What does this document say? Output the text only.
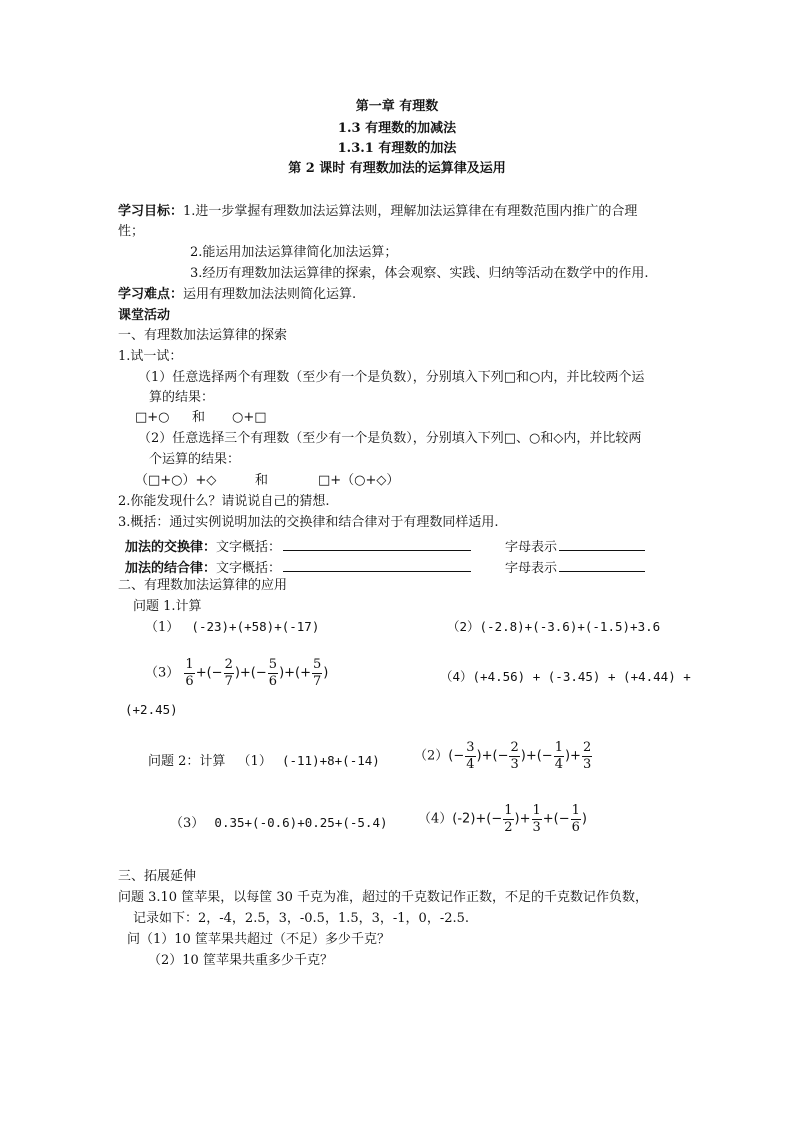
第一章 有理数
1.3 有理数的加减法
1.3.1 有理数的加法
第 2 课时 有理数加法的运算律及运用
学习目标：1.进一步掌握有理数加法运算法则，理解加法运算律在有理数范围内推广的合理
性；
2.能运用加法运算律简化加法运算；
3.经历有理数加法运算律的探索，体会观察、实践、归纳等活动在数学中的作用.
学习难点：运用有理数加法法则简化运算.
课堂活动
一、有理数加法运算律的探索
1.试一试：
（1）任意选择两个有理数（至少有一个是负数），分别填入下列□和○内，并比较两个运
算的结果：
□+○ 和 ○+□
（2）任意选择三个有理数（至少有一个是负数），分别填入下列□、○和◇内，并比较两
个运算的结果：
（□+○）+◇	和	□+（○+◇）
2.你能发现什么？请说说自己的猜想.
3.概括：通过实例说明加法的交换律和结合律对于有理数同样适用.
加法的交换律：文字概括：	字母表示
加法的结合律：文字概括：	字母表示
二、有理数加法运算律的应用
问题 1.计算
（1） (-23)+(+58)+(-17)	（2）(-2.8)+(-3.6)+(-1.5)+3.6
$(3) \frac{1}{6}$ +(− $\frac{2}{7}$ )+(− $\frac{5}{6}$ )+(+ $\frac{5}{7}$ )	（4）(+4.56) + (-3.45) + (+4.44) +
(+2.45)
问题 2：计算 （1） (-11)+8+(-14)	$(2)(- \frac{3}{4}$ )+(− $\frac{2}{3}$ )+(− $\frac{1}{4}$ )+ $\frac{2}{3}$
（3） 0.35+(-0.6)+0.25+(-5.4) $(4)(-2)+(- \frac{1}{2}$ )+ $\frac{1}{3}$ +(− $\frac{1}{6}$ )
三、拓展延伸
问题 3.10 筐苹果，以每筐 30 千克为准，超过的千克数记作正数，不足的千克数记作负数，
记录如下：2，-4，2.5，3，-0.5，1.5，3，-1，0，-2.5.
问（1）10 筐苹果共超过（不足）多少千克？
（2）10 筐苹果共重多少千克？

* TASK
Output the entries above exactly, without their pictures.

* OUTPUT
What does this document say? Output the text only.
第一章 有理数
1.3 有理数的加减法
1.3.1 有理数的加法
第 2 课时 有理数加法的运算律及运用
学习目标：1.进一步掌握有理数加法运算法则，理解加法运算律在有理数范围内推广的合理
性；
2.能运用加法运算律简化加法运算；
3.经历有理数加法运算律的探索，体会观察、实践、归纳等活动在数学中的作用.
学习难点：运用有理数加法法则简化运算.
课堂活动
一、有理数加法运算律的探索
1.试一试：
（1）任意选择两个有理数（至少有一个是负数），分别填入下列□和○内，并比较两个运
算的结果：
□+○ 和 ○+□
（2）任意选择三个有理数（至少有一个是负数），分别填入下列□、○和◇内，并比较两
个运算的结果：
（□+○）+◇	和	□+（○+◇）
2.你能发现什么？请说说自己的猜想.
3.概括：通过实例说明加法的交换律和结合律对于有理数同样适用.
加法的交换律：文字概括：	字母表示
加法的结合律：文字概括：	字母表示
二、有理数加法运算律的应用
问题 1.计算
（1） (-23)+(+58)+(-17)	（2）(-2.8)+(-3.6)+(-1.5)+3.6
$(3) \frac{1}{6}$ +(− $\frac{2}{7}$ )+(− $\frac{5}{6}$ )+(+ $\frac{5}{7}$ )	（4）(+4.56) + (-3.45) + (+4.44) +
(+2.45)
问题 2：计算 （1） (-11)+8+(-14)	$(2)(- \frac{3}{4}$ )+(− $\frac{2}{3}$ )+(− $\frac{1}{4}$ )+ $\frac{2}{3}$
（3） 0.35+(-0.6)+0.25+(-5.4) $(4)(-2)+(- \frac{1}{2}$ )+ $\frac{1}{3}$ +(− $\frac{1}{6}$ )
三、拓展延伸
问题 3.10 筐苹果，以每筐 30 千克为准，超过的千克数记作正数，不足的千克数记作负数，
记录如下：2，-4，2.5，3，-0.5，1.5，3，-1，0，-2.5.
问（1）10 筐苹果共超过（不足）多少千克？
（2）10 筐苹果共重多少千克？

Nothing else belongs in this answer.